* Begin DATA FOR THIS EXERCISE *

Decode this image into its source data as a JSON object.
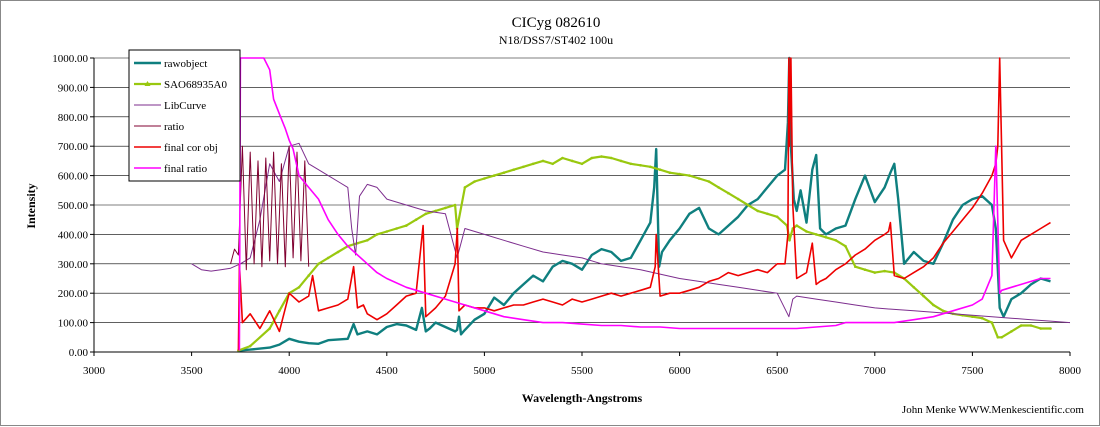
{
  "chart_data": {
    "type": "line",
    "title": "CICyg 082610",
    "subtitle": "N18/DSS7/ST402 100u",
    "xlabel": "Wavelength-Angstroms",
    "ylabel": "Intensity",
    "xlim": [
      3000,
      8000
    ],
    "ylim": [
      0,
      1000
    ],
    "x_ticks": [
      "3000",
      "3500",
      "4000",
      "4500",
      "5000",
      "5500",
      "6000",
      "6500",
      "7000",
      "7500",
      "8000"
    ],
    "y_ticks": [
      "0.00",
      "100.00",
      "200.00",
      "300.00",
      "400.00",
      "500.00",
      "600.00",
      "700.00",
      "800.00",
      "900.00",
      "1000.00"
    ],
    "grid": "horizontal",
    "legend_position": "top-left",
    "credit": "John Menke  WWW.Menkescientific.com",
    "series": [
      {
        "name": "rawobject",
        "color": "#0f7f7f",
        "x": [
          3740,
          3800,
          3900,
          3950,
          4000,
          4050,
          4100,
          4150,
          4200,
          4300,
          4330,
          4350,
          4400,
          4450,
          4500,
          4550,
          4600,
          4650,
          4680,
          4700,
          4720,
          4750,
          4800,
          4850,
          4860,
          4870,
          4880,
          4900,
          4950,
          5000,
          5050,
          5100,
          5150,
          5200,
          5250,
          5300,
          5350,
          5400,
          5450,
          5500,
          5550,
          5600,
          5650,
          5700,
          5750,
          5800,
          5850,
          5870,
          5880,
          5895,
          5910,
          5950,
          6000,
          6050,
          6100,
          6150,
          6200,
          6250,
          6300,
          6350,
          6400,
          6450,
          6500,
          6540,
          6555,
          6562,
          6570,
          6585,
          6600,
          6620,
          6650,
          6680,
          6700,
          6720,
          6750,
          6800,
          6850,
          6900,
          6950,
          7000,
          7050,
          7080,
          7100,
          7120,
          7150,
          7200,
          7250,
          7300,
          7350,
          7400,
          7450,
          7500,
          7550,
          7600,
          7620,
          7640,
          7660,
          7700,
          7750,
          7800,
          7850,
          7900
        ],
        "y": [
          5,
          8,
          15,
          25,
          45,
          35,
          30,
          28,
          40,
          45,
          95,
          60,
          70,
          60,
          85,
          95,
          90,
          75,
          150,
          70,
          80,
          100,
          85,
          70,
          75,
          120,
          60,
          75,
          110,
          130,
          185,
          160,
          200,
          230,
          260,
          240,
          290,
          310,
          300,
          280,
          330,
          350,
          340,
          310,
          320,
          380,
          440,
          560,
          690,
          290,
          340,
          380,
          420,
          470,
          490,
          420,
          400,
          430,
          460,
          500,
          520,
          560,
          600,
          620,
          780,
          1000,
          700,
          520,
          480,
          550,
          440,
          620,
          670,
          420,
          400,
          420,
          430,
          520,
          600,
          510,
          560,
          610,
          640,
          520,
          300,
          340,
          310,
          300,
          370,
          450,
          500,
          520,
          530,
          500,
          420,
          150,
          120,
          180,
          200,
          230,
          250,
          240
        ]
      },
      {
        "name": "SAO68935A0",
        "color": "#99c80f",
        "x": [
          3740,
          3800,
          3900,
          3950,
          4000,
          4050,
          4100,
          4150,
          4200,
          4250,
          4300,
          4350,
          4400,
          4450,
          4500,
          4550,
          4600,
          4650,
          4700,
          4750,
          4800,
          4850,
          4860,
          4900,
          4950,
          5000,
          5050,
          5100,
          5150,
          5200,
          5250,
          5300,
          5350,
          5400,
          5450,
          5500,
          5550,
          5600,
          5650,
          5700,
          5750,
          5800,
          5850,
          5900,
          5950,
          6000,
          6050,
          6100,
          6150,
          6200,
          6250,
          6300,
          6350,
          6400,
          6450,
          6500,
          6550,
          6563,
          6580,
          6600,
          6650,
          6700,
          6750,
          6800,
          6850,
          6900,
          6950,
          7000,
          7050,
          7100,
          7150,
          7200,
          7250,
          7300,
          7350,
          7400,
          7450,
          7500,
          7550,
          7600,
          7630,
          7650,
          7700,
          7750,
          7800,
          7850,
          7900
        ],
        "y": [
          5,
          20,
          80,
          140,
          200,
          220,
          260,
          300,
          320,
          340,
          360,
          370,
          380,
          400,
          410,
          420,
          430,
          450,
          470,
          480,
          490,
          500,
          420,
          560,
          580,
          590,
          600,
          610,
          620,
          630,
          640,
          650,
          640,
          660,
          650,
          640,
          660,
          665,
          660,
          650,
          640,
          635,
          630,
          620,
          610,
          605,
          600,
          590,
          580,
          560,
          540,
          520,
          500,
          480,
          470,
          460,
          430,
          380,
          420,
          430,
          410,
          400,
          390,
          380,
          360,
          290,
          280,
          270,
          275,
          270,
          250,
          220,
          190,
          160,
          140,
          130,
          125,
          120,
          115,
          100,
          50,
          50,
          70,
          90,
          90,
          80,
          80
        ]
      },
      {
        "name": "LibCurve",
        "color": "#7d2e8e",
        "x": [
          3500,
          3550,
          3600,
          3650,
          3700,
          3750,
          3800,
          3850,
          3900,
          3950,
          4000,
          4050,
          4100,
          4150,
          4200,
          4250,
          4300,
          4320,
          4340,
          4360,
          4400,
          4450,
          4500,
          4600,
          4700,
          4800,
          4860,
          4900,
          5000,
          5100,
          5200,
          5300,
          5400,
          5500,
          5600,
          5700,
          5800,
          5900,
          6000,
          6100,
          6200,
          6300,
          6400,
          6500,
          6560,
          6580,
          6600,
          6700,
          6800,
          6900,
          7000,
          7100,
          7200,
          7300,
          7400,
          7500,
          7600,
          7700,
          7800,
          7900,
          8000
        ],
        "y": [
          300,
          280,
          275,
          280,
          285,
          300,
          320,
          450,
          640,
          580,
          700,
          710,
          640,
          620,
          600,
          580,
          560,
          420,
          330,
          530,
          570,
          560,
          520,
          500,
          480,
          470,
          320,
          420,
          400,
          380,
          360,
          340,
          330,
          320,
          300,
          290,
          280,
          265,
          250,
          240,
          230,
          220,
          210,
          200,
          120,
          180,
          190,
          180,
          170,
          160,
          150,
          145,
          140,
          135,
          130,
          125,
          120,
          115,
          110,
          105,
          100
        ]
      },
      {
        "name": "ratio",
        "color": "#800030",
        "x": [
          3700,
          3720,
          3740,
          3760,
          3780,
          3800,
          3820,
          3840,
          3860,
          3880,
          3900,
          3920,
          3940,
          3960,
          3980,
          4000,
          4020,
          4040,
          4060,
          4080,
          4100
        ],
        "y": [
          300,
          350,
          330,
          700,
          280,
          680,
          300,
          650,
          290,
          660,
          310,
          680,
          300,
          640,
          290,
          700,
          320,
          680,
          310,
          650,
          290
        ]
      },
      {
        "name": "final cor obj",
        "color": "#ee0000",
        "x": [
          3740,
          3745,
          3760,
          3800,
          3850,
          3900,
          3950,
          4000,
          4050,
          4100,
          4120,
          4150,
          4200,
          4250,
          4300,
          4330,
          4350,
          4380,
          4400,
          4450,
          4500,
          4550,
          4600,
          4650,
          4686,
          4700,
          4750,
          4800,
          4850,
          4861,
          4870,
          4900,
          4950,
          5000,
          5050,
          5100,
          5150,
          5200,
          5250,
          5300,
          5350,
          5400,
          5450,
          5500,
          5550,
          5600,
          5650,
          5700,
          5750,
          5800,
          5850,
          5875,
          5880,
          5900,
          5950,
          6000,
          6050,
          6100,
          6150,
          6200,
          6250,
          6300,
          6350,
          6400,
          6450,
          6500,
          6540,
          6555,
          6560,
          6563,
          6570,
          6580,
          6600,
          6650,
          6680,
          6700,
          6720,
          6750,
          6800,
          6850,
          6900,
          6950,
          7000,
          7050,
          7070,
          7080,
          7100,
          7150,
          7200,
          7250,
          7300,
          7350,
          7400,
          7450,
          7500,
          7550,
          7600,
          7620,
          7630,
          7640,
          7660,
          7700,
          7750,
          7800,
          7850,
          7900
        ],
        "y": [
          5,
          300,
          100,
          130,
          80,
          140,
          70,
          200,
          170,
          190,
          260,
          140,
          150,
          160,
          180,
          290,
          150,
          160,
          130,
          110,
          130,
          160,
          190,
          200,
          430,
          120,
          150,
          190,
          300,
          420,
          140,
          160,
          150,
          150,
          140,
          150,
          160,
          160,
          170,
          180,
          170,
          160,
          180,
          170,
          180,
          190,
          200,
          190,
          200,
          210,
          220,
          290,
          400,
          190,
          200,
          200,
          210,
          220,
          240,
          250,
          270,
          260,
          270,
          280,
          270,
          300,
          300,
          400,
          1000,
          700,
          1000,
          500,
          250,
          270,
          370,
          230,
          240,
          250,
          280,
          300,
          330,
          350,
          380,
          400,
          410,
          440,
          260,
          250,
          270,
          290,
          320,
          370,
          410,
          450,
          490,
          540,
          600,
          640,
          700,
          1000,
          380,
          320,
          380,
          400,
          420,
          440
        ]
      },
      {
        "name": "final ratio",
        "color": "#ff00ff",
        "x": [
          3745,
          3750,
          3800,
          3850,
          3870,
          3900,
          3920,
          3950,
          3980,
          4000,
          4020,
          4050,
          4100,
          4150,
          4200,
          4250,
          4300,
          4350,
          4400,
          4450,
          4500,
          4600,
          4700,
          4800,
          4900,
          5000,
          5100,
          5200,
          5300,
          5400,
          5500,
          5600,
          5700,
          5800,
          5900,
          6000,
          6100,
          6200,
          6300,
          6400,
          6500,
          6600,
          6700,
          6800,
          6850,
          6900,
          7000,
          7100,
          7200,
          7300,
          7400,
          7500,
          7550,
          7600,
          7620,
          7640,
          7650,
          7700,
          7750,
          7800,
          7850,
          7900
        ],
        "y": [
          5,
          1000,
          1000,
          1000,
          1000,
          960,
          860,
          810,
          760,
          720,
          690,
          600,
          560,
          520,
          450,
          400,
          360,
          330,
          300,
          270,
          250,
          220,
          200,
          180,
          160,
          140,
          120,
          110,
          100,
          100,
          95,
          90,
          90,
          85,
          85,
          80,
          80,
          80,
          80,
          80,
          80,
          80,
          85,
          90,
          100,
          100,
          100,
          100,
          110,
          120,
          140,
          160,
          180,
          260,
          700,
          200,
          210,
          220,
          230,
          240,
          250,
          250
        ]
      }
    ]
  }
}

* End DATA FOR THIS EXERCISE *
* Begin DATA FOR THIS EXERCISE *

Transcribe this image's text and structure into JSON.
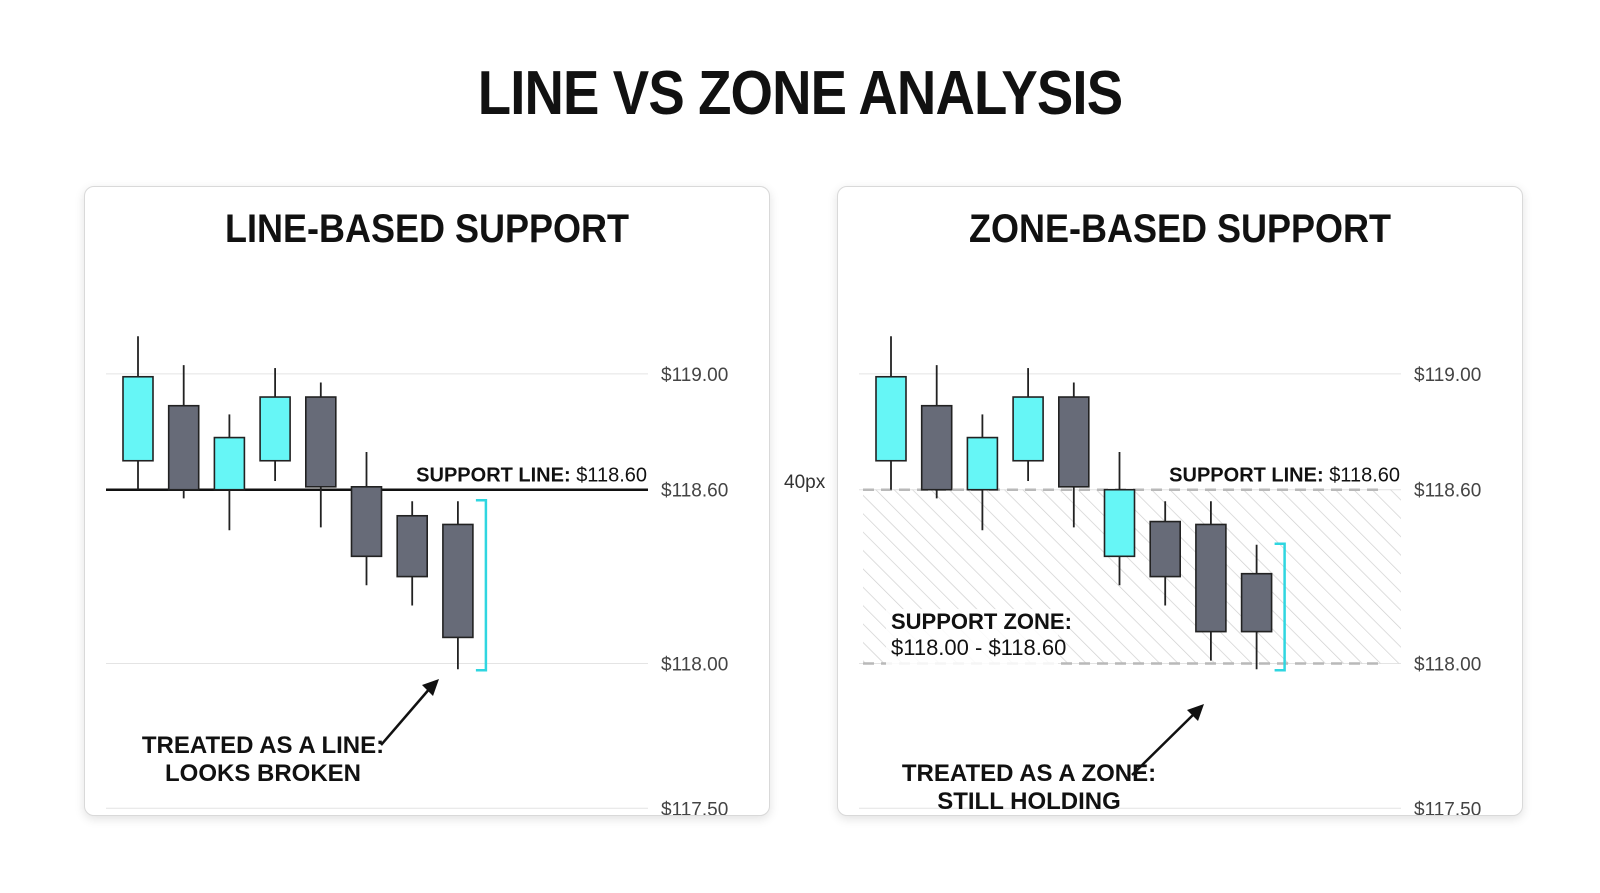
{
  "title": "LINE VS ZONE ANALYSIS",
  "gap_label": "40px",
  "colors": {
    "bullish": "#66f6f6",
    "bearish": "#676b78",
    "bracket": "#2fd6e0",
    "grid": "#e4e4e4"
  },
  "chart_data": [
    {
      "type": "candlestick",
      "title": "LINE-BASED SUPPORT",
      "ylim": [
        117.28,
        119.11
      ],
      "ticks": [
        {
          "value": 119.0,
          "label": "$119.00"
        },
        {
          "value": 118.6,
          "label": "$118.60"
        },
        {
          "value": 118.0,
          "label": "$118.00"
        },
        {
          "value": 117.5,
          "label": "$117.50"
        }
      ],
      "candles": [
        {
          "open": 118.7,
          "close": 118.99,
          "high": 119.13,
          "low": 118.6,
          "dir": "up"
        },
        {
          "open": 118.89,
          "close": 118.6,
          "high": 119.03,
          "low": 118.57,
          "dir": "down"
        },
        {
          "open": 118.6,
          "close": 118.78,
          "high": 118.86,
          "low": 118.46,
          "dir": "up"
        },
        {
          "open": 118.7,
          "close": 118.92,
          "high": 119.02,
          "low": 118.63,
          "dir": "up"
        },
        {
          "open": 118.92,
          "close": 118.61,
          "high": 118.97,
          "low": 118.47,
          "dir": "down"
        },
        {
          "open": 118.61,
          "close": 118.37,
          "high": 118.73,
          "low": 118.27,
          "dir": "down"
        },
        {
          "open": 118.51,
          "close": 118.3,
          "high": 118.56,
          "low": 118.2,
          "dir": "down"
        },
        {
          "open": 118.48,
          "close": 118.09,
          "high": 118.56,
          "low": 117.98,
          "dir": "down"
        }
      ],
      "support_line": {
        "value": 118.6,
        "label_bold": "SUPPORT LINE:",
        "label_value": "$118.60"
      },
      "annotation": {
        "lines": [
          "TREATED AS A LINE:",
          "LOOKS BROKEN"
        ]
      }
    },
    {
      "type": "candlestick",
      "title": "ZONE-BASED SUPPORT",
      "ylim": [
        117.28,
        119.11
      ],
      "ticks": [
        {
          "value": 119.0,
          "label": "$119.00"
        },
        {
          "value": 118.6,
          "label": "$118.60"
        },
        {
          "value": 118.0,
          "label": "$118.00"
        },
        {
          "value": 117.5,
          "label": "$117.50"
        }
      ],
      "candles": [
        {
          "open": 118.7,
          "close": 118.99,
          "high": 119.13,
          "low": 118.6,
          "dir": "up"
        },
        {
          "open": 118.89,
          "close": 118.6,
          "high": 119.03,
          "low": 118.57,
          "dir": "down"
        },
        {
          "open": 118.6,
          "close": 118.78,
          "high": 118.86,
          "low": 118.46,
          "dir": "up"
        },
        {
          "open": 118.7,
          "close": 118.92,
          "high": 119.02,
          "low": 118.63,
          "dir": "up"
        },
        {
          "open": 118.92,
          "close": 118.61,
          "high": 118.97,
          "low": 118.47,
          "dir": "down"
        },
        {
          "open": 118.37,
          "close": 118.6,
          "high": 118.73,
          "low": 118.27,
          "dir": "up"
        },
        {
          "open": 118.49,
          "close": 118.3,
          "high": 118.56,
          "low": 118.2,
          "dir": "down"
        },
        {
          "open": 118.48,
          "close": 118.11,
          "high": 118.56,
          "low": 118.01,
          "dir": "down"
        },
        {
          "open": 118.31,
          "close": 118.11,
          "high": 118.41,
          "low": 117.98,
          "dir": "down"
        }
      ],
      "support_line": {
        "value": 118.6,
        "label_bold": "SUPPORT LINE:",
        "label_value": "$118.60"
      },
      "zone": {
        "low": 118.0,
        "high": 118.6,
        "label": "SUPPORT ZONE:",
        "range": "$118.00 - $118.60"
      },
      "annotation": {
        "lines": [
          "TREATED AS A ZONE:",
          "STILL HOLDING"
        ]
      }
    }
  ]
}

* End DATA FOR THIS EXERCISE *
* Begin DATA FOR THIS EXERCISE *

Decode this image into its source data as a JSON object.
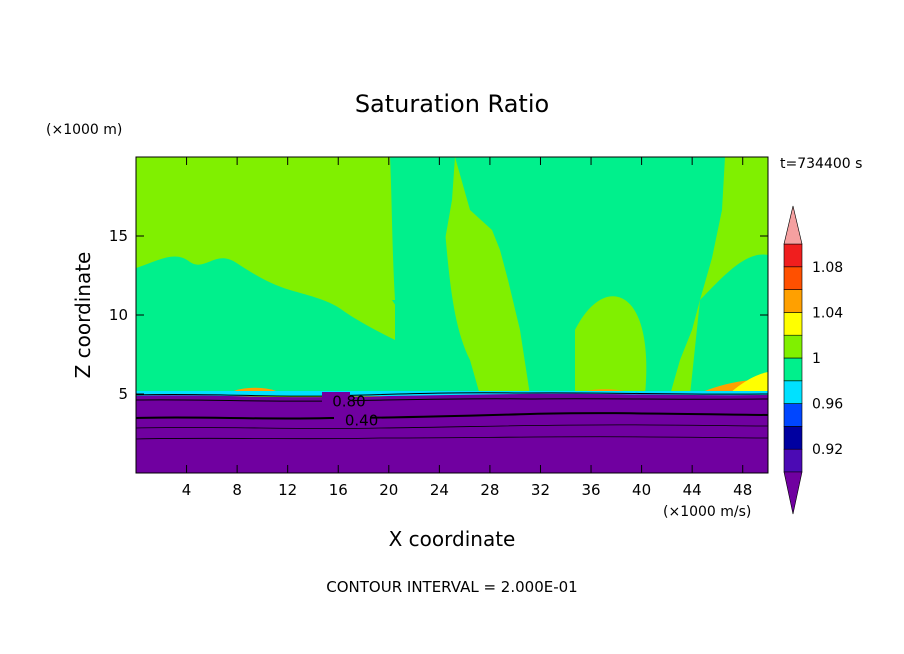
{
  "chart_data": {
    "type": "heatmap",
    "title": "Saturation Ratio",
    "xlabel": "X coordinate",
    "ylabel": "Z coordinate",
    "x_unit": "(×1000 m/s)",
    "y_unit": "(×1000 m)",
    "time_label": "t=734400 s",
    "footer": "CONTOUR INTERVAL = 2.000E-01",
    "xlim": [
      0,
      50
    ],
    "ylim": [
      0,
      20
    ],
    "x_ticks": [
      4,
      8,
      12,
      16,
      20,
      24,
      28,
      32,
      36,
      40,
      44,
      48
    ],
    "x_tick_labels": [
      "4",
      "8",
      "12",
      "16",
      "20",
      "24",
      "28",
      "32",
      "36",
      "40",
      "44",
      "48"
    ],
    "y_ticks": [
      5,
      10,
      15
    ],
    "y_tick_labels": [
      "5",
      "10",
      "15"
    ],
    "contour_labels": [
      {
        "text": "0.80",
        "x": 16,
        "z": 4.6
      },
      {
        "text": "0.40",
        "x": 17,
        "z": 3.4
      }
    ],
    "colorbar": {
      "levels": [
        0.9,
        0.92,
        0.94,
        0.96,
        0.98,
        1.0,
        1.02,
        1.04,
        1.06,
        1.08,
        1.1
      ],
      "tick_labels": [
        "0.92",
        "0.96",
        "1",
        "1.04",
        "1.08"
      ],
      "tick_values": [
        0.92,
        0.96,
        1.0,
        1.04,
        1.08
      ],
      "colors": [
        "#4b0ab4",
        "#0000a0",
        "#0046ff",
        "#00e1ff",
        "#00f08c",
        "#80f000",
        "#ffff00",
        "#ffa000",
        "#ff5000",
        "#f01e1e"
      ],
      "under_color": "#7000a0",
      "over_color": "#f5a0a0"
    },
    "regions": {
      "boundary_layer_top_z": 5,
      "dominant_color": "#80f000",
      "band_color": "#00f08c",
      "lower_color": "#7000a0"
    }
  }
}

* End DATA FOR THIS EXERCISE *

TASK PROMPT →
Pull out all lines from the entries above that include the word "xlabel".

REPLY TO THE EXERCISE →
    "xlabel": "Wavelength-Angstroms",
    "xlabel": "X coordinate",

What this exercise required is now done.